Set problem: Extract from the listing each line in which the word "this" appears.

Exercise input:
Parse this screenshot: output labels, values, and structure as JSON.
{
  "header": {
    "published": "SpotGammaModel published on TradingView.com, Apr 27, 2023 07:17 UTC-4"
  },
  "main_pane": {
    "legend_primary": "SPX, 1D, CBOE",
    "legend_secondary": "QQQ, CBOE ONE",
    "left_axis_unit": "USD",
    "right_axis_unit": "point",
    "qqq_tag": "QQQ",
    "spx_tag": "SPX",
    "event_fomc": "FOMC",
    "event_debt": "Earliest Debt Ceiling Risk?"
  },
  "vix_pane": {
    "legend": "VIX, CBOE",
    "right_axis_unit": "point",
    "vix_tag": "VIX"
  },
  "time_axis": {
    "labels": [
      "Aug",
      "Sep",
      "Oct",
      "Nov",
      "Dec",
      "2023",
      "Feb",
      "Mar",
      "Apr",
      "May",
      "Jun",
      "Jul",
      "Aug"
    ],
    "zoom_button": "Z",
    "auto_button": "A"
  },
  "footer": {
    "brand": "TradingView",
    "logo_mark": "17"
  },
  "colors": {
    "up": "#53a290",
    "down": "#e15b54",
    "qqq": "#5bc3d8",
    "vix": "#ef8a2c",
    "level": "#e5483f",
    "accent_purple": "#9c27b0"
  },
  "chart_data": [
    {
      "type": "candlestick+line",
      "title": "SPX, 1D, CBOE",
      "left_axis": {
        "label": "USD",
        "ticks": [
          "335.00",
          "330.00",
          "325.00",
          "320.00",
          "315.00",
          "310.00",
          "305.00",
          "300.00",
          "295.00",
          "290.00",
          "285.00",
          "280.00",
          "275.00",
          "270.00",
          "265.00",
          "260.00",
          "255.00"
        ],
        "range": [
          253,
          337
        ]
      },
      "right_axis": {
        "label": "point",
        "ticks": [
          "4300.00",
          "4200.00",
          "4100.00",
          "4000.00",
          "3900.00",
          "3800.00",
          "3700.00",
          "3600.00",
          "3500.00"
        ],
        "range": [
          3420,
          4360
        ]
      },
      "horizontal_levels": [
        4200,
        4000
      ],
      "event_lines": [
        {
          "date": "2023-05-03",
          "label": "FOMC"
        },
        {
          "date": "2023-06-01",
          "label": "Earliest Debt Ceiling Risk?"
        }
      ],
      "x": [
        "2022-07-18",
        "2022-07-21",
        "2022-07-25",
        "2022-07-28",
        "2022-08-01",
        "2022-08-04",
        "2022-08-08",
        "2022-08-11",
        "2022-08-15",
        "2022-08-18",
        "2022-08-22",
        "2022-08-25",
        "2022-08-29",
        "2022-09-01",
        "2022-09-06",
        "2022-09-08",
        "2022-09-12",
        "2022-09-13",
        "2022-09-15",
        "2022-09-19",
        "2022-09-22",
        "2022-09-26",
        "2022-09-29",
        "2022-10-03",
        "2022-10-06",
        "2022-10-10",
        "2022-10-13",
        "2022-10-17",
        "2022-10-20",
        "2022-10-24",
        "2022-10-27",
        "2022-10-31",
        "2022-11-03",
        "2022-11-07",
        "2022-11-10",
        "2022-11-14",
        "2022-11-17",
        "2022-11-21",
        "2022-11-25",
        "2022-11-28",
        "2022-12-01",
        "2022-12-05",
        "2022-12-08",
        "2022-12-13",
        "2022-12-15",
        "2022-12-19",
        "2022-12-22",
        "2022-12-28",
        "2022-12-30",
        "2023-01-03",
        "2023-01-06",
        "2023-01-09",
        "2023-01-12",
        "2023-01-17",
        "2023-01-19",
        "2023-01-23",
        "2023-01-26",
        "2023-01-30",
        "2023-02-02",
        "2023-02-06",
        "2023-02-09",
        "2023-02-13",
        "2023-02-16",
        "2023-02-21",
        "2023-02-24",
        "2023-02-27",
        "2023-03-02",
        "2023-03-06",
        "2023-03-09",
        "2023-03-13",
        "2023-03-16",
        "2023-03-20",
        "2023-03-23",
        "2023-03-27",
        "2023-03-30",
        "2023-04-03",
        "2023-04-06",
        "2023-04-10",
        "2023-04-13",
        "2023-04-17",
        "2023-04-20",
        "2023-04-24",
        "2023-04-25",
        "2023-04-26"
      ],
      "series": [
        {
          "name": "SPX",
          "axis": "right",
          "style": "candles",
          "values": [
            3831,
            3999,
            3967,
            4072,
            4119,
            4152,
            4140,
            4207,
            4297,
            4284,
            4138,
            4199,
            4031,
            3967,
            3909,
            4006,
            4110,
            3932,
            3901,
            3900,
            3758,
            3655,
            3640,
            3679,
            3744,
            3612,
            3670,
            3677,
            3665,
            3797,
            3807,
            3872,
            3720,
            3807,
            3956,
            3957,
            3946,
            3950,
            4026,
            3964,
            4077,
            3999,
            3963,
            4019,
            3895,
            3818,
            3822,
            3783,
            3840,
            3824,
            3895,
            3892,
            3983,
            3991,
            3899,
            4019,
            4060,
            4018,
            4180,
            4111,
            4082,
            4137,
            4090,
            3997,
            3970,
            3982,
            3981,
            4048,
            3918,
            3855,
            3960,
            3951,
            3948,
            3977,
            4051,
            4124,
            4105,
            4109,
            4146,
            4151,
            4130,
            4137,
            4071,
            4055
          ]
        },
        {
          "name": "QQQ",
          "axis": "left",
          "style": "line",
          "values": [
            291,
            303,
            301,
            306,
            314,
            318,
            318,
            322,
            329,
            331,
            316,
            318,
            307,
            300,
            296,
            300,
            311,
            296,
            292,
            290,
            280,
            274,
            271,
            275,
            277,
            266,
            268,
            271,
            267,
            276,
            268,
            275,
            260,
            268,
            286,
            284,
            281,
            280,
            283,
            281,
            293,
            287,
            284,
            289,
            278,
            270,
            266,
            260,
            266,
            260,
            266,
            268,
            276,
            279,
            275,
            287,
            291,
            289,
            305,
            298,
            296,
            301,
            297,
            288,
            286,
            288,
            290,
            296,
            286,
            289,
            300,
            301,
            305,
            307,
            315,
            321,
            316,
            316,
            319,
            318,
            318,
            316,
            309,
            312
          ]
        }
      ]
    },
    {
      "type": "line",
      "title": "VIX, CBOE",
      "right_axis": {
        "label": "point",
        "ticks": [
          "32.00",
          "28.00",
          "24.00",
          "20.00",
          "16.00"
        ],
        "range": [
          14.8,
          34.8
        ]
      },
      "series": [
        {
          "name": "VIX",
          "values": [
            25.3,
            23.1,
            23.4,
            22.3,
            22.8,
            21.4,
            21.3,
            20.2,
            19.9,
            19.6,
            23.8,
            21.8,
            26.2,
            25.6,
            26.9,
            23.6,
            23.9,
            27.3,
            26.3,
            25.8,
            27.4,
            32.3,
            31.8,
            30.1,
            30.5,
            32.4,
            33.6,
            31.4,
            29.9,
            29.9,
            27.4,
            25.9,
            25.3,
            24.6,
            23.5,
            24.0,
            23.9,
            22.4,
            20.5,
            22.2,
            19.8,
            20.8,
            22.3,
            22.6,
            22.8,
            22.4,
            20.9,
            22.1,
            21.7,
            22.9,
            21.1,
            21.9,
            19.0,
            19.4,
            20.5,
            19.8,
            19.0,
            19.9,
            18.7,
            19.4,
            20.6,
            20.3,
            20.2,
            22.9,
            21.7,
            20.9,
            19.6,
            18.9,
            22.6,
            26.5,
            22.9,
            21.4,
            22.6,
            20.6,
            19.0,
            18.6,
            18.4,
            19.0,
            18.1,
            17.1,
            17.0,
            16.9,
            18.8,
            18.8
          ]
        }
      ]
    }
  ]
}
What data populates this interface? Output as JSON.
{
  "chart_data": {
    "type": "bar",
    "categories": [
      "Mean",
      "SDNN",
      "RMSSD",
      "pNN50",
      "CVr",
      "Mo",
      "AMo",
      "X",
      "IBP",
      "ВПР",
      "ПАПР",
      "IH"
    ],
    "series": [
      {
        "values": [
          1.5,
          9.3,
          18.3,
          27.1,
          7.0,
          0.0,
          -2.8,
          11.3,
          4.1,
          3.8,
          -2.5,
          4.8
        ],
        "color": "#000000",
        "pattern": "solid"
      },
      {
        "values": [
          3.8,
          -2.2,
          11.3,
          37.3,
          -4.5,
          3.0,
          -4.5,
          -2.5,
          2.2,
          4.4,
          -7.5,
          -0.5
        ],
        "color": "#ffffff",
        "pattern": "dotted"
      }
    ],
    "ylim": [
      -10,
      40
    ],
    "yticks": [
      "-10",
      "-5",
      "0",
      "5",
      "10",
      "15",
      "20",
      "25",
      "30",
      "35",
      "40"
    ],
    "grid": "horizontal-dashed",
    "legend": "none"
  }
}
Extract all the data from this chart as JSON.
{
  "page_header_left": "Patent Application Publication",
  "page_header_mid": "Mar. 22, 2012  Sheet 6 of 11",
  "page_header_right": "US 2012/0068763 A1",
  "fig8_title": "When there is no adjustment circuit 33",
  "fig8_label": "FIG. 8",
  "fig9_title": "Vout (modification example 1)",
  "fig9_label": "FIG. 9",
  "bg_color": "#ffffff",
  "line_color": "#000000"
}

Exercise solution:
Parse this screenshot: output labels, values, and structure as JSON.
What data populates this interface? Output as JSON.
Extract all the data from this chart as JSON.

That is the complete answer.